Zyed Zalila (un Franco-tunisien), président d’Intellitech (France) et chef du projet de la voiture autonome chez Renault, a déploré que ces diplômés soient oisifs et passent le plus clair de leur temps dans des cafés, des endroits qui, a-t-il dit, sont en plus dépourvus d’équipements adéquats (TIC) devant favoriser leur épanouissement et éclosion de leur inventivité et créativité digitale.

Autre blocage qui entrave le développement de l’innovation, le cloisonnement de la recherche universitaire en Tunisie. Wided Bouchamaoui, présidente de la centrale patronale, a appelé au besoin de sortir les chercheurs des laboratoires et de les mettre au service des entreprises, suggérant un partenariat porteur entre université-entreprises. Elle n’a pas manqué également de rappeler que la centrale, persuadée de ce que peut rapporter l’innovation pour l’amélioration de la compétitivité des entreprises, a mis en place ses propres structures de recherche et de formation (une académie et un centre de recherche).

Comment s’en sortir?

Au rayon des pistes à explorer pour développer l’innovation en Tunisie, Eric Grab, directeur de l’Innovation chez la multinationale française Michelin, a demandé aux Tunisiens de ne pas chercher à développer l’innovation à partir de ce qui existe, voire “d’une demande déjà exprimée mais d’innover en travaillant sur ce qu’il appelle “la demande latente ou potentielle”.

Cela se traduit, selon lui, par «la nécessité de comprendre la demande … et de se rappeler constamment que l’innovation est avant tout une rencontre entre l’offre et la demande». C’est pourquoi, pour lui, «il ne sert à rien de développer une offre quand il n’y a pas au préalable une demande, la demande étant par essence tournée vers le futur».

Le ministre nahdhaoui Zied Ladhari, qui est en même temps secrétaire général du parti Ennahdha, s’est mis au goût du colloque et est devenu progressiste. Il a insisté sur l’enjeu d’agir sur l’école et d’inculquer aux jeunes générations l’esprit d’entrepreneuriat et la culture d’innovation. “On ne peut pas innover si les hommes ne sont pas prédisposés et préparés à innover”, a-t-il-dit.

*****

### Travail demandé
1. D'après le texte sur l'innovation en Tunisie, quelles structures la centrale patronale a-t-elle créées pour la recherche et la formation ?
2. Poursuivez le texte sur l'innovation en Tunisie en reprenant juste après sa dernière phrase.

### Extrait de données
*****

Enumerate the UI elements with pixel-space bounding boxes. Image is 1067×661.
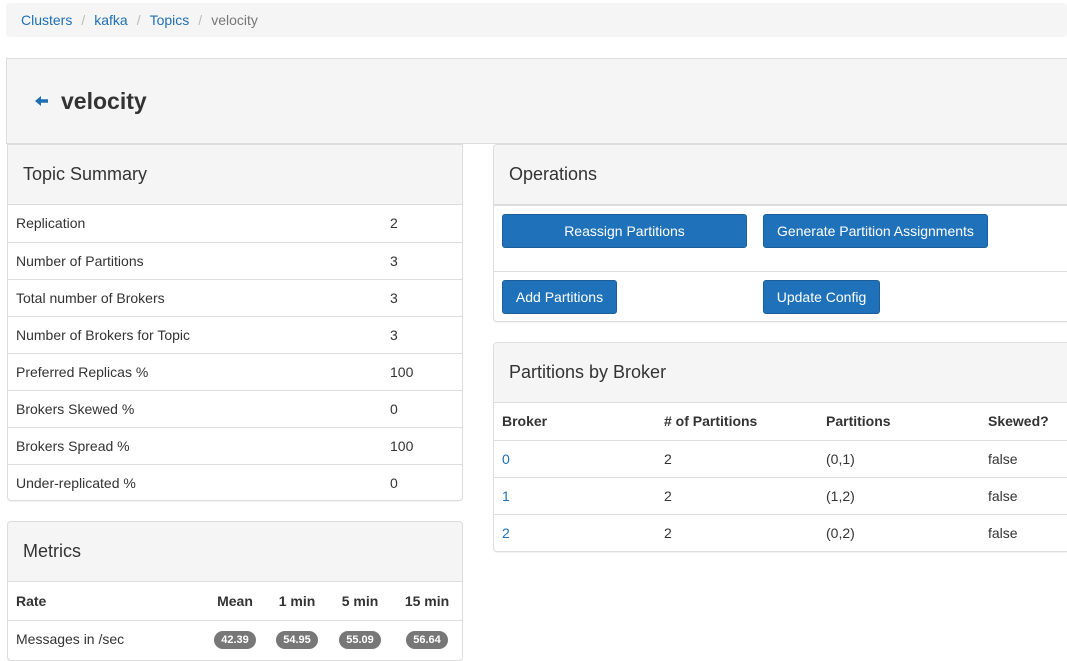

*****

### Réponses attendues
1. Une académie et un centre de recherche.

2.
Mais là, on voit bien qu’il y a là un discours de circonstance bien loin de l’attachement de son parti aux écoles coraniques génératrices d’un savoir dogmatique et archaïque.

D’autres solutions ont été prônées par moult intervenants. Pour promouvoir l’innovation et repositionner ses secteurs classiques, la Tunisie a intérêt à intégrer des alliances de confiance (groupements régionaux) et des réseaux innovants.

L’innovation, un facteur d’inclusion et non d’exclusion

Pour Jean-Marc Chataigner, directeur général délégué IRD (France), le principe est simple. Il s’agit pour les Tunisiens de s’adapter à cette accélération de l’histoire humaine qui “peut être inquiétante” et d’œuvrer, par conséquence, à en atténuer les impacts négatifs.

Rebondissant sur cette approche, Radhi Meddeb, PDG de Comete Engineering, a insisté sur l’enjeu de faire en sorte que l’innovation générée par la révolution digitale favorise l’égalité et l’équité des chances pour tous les Tunisiens et soit ainsi un facteur d’inclusion et non d’exclusion.

En pleurs -bien en pleurs-, Nooman Fehri, ancien ministre TIC dans le gouvernement Habib Essid, a rappelé cette triste réalité: “Seuls 16% des Tunisiens ont un ordinateur. Ce taux est de 3% à Sidi Bouzid et à Kasserine”.

Cela pour dire que l’innovation ne s’improvise pas. On s’y prépare pour la développer et en tirer le meilleur profit. La démarche consiste à diffuser la culture d’innovation et à créer à tous les niveaux un environnement socio-économique qui lui soit favorable.

A ce propos, Sangho Chung, expert sud-coréen, a déclaré au cours de ce colloque que si son pays figure parmi les 10 premiers pays développés du monde alors qu’il figurait parmi les plus pauvres durant les années cinquante, c’est que, depuis, les Coréens ne naissent qu’avec l’esprit entrepreneur. “Les Coréens naissent entrepreneurs”, a-t-il dit.

Sans commentaire.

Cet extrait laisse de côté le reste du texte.